TAREFAS A RESOLVER —
1. Liste cada ideia que o texto sobre o carnaval de Vitória atribui a Stael Magesck.
2. Por favor, dê continuidade ao texto sobre o carnaval de Vitória a partir do ponto em que ele termina.

TEXTO APRESENTADO —

Dentro dos preparativos de carnaval do bloco Pela Dona's do Centro, um debate ajudou a lembrar um pouco da memória dos festejos da Capital, mostrando um panorama da trajetória desde o início do século aos dias de hoje, quando o carnaval do Centro vem ganhando forte impulso, especialmente nas últimas duas edições, quando reuniu grandes multidões.

Stael Magesck, uma das organizadora do Pela Dona's e coordenadora do centro cultural que recebeu o debate, lembra que na verdade o Carnaval de Vitória nunca morreu, embora tenha vivido momentos de mais ou menos mobilização de pessoas. Ela destaca, porém, que o movimento dos últimos anos faz com que a festa em Vitória passasse a ser um destino de muitas pessoas e não apenas “falta de opção” de quem não podia ir a outro lugar, a ponto da rede de hotéis da cidade já estar praticamente lotada para a data da festa popular.

LINHAS FORNECIDAS —
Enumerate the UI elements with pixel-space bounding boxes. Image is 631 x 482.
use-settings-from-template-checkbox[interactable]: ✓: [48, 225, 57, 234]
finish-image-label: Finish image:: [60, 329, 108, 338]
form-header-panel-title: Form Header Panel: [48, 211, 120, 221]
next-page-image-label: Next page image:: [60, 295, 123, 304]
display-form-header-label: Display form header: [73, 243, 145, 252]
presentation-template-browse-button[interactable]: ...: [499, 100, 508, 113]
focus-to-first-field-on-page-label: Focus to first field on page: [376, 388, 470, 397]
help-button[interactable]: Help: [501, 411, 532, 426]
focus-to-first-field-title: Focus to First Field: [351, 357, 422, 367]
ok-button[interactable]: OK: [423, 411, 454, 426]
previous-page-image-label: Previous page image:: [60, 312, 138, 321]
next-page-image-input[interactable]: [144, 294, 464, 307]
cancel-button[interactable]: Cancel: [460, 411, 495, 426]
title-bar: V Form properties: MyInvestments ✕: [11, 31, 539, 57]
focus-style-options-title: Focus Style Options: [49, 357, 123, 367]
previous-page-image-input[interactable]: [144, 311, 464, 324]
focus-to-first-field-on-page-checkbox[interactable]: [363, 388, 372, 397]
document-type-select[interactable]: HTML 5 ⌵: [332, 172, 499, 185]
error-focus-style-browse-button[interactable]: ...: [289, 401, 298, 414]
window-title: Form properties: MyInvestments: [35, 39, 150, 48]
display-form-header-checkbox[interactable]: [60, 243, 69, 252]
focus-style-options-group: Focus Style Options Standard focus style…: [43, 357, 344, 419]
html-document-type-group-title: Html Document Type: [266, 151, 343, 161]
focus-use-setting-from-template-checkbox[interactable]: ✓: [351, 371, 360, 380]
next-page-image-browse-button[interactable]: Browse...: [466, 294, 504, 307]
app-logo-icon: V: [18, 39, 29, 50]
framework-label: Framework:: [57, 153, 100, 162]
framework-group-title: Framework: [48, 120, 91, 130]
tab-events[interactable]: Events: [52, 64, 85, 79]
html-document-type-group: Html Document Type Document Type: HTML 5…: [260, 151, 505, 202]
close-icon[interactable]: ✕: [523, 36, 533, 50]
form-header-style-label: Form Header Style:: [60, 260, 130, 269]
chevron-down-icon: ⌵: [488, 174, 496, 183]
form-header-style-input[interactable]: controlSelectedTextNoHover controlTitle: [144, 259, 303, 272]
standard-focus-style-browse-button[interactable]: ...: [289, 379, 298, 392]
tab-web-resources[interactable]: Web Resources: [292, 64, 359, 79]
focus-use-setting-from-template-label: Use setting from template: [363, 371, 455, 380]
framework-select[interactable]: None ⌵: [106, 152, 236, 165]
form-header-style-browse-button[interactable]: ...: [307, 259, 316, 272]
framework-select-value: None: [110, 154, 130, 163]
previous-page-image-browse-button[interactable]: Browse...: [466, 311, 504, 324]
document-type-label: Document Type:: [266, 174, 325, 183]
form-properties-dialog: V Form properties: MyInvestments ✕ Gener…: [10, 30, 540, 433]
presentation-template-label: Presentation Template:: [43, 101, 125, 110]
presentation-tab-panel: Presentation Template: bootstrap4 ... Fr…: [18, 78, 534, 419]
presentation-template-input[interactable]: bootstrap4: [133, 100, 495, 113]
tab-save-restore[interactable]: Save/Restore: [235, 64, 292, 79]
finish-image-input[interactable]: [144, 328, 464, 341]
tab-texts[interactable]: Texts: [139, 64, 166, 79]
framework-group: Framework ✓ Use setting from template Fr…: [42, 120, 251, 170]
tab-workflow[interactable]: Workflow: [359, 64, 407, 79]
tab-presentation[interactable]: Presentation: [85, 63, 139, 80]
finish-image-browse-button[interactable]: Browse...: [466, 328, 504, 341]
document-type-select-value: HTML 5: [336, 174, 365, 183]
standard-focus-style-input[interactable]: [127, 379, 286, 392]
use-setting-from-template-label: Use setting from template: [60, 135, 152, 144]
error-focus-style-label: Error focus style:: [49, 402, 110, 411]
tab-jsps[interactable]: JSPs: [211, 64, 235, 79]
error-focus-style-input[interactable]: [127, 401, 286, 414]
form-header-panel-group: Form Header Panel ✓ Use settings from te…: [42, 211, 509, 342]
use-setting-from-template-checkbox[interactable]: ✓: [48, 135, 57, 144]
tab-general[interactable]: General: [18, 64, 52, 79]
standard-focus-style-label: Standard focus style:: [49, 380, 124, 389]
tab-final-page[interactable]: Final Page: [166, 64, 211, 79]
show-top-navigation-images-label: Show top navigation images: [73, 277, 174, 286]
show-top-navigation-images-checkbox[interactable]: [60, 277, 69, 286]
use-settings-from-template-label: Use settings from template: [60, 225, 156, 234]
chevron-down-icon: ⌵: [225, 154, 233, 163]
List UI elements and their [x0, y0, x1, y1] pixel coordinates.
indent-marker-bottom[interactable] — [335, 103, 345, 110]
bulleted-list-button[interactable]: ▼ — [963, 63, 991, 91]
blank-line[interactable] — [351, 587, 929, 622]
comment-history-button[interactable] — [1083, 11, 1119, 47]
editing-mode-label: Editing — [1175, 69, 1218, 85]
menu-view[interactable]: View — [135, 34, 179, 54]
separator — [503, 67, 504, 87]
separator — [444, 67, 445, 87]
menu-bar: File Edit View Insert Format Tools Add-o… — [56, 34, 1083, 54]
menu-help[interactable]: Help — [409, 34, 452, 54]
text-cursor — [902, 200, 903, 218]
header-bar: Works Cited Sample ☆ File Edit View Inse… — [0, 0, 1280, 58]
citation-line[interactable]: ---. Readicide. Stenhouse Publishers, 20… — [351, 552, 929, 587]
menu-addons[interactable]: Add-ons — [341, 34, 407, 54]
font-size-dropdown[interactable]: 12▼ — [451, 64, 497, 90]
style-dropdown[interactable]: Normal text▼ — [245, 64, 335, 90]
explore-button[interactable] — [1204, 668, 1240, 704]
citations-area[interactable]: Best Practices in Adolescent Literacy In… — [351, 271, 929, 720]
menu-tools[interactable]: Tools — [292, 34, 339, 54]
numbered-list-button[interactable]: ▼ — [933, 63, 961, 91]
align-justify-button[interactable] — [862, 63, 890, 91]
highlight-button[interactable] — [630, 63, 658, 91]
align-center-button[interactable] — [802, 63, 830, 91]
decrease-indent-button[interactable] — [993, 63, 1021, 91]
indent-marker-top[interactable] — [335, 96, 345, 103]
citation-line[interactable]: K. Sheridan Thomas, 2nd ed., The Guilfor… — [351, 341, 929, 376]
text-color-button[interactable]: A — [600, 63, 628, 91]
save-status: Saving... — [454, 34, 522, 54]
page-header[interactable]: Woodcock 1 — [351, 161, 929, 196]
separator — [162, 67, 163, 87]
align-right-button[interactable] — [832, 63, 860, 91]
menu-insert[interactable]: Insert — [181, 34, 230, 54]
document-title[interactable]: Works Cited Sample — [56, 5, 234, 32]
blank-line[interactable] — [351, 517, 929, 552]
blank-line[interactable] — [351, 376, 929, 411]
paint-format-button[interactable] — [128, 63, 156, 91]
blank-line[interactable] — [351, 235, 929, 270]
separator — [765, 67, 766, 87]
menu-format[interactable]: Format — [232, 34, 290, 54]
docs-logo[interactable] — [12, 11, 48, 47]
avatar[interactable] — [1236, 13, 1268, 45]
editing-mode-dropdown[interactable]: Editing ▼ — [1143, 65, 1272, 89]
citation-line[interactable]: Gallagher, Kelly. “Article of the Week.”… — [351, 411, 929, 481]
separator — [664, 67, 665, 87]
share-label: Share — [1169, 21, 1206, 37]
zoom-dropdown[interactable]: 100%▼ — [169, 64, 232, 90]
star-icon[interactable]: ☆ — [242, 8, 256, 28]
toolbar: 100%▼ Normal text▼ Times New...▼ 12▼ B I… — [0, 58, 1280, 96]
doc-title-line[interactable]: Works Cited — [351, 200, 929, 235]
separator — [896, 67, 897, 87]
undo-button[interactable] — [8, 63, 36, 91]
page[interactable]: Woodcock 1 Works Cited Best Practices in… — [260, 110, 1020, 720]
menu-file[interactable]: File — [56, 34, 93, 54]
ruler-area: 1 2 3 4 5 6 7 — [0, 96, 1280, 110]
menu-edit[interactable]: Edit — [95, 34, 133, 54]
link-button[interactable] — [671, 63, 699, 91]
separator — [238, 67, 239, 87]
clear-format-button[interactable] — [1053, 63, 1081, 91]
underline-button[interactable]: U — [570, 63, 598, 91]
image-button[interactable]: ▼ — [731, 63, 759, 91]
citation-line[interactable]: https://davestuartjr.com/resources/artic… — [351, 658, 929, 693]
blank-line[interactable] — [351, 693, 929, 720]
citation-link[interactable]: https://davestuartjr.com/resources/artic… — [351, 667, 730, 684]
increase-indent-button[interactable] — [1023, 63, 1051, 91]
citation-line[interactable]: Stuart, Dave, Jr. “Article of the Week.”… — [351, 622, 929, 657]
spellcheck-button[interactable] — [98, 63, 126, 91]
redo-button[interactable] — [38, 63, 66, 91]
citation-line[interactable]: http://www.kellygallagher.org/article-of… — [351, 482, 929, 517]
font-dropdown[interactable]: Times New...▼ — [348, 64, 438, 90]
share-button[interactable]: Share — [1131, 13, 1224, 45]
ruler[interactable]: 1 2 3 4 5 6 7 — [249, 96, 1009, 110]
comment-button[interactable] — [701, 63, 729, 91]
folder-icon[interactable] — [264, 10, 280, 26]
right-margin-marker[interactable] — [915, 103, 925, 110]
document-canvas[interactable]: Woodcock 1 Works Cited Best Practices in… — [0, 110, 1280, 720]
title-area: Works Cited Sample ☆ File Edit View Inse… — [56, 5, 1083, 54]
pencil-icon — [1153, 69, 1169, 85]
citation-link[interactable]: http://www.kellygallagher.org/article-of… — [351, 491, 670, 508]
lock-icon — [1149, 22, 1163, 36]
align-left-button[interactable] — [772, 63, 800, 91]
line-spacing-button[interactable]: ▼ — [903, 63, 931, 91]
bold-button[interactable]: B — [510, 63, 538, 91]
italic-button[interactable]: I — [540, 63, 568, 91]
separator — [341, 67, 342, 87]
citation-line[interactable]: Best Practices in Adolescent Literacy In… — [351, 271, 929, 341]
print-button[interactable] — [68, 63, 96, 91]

RESPOSTAS POR TAREFA —
1.
- O Carnaval de Vitória nunca morreu.
- A festa viveu momentos de mais ou menos mobilização de pessoas.
- O movimento dos últimos anos fez da festa em Vitória um destino de muitas pessoas, e não apenas "falta de opção" de quem não podia ir a outro lugar.
- A rede de hotéis da cidade já está praticamente lotada para a data da festa.

2.
Relembrando a história, a produtora cultural Veronica Gomes lembrou dos Corsos Carnavalescos que marcavam os desfiles até o início do século 20, como um verdadeiro espetáculo artístico pelas ruas que era acompanhado pelo povo, trazendo a sátira e os personagens clássicos da Commedia dell'Arte, como Pierrot, Arlequim e Colombina. Começaram a ser feitas pelos donos de fazenda, ricos, que desfilavam em charretes, numa manifestação com moldes burgueses, luxuosa para mostrar ao povo.

Entre 2007 e 2015, o Corsos Carnavalescos voltaram a acontecer a partir da organização de diversos artistas capixabas, mas por dificuldades de recursos, sobretudo para o aluguel dos carros antigos que fazem parte do desfile, deixaram de acontecer. Mas, boa notícia: devem voltar no ano que vem na Capital! A banda do Corso inclusive está ativa e tocará na abertura do Carnaval 2020. Stael lembra que o desfile é diferente dos blocos ou das escolas de samba, pois traz ao mesmo tempo que uma maior proximidade do público e uma força cênica, com interpretação e performance dos participantes.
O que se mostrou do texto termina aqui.